Exercise objective: Omit all pictures and give the records below again exactly as written.

Data records

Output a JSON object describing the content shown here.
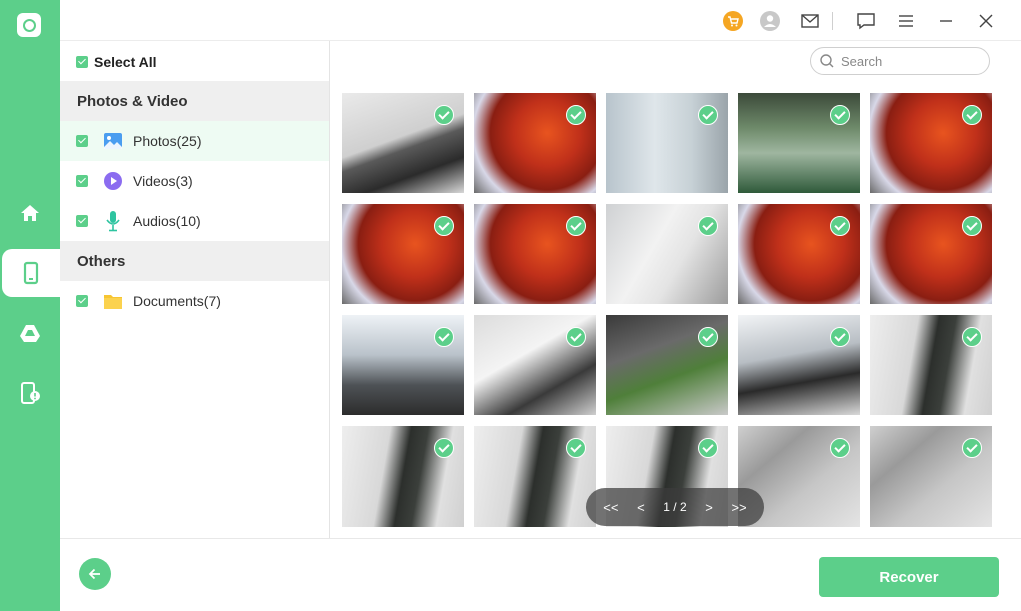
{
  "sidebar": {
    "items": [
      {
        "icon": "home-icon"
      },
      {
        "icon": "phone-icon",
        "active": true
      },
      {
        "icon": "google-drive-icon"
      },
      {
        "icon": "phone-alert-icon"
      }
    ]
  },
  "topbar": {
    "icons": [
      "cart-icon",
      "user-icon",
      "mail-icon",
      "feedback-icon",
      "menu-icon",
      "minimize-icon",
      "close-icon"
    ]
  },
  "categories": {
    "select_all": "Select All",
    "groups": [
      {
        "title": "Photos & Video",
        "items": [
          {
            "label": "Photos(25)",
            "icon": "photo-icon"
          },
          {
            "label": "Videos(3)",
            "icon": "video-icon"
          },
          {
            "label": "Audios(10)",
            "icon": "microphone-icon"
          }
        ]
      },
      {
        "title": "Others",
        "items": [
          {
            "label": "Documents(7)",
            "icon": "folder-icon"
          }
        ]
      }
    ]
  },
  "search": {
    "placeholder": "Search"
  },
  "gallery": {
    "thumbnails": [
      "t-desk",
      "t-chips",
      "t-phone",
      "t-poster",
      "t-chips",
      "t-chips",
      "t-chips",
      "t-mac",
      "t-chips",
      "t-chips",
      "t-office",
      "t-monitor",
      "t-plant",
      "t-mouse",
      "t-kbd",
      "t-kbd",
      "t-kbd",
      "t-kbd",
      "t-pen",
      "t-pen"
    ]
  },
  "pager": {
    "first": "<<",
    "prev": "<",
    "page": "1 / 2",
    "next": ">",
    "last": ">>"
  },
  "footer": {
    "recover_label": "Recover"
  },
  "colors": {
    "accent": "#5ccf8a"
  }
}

Exercise response:
Output a JSON object describing the content shown here.
{
  "sidebar": {
    "items": [
      {
        "icon": "home-icon"
      },
      {
        "icon": "phone-icon",
        "active": true
      },
      {
        "icon": "google-drive-icon"
      },
      {
        "icon": "phone-alert-icon"
      }
    ]
  },
  "topbar": {
    "icons": [
      "cart-icon",
      "user-icon",
      "mail-icon",
      "feedback-icon",
      "menu-icon",
      "minimize-icon",
      "close-icon"
    ]
  },
  "categories": {
    "select_all": "Select All",
    "groups": [
      {
        "title": "Photos & Video",
        "items": [
          {
            "label": "Photos(25)",
            "icon": "photo-icon"
          },
          {
            "label": "Videos(3)",
            "icon": "video-icon"
          },
          {
            "label": "Audios(10)",
            "icon": "microphone-icon"
          }
        ]
      },
      {
        "title": "Others",
        "items": [
          {
            "label": "Documents(7)",
            "icon": "folder-icon"
          }
        ]
      }
    ]
  },
  "search": {
    "placeholder": "Search"
  },
  "gallery": {
    "thumbnails": [
      "t-desk",
      "t-chips",
      "t-phone",
      "t-poster",
      "t-chips",
      "t-chips",
      "t-chips",
      "t-mac",
      "t-chips",
      "t-chips",
      "t-office",
      "t-monitor",
      "t-plant",
      "t-mouse",
      "t-kbd",
      "t-kbd",
      "t-kbd",
      "t-kbd",
      "t-pen",
      "t-pen"
    ]
  },
  "pager": {
    "first": "<<",
    "prev": "<",
    "page": "1 / 2",
    "next": ">",
    "last": ">>"
  },
  "footer": {
    "recover_label": "Recover"
  },
  "colors": {
    "accent": "#5ccf8a"
  }
}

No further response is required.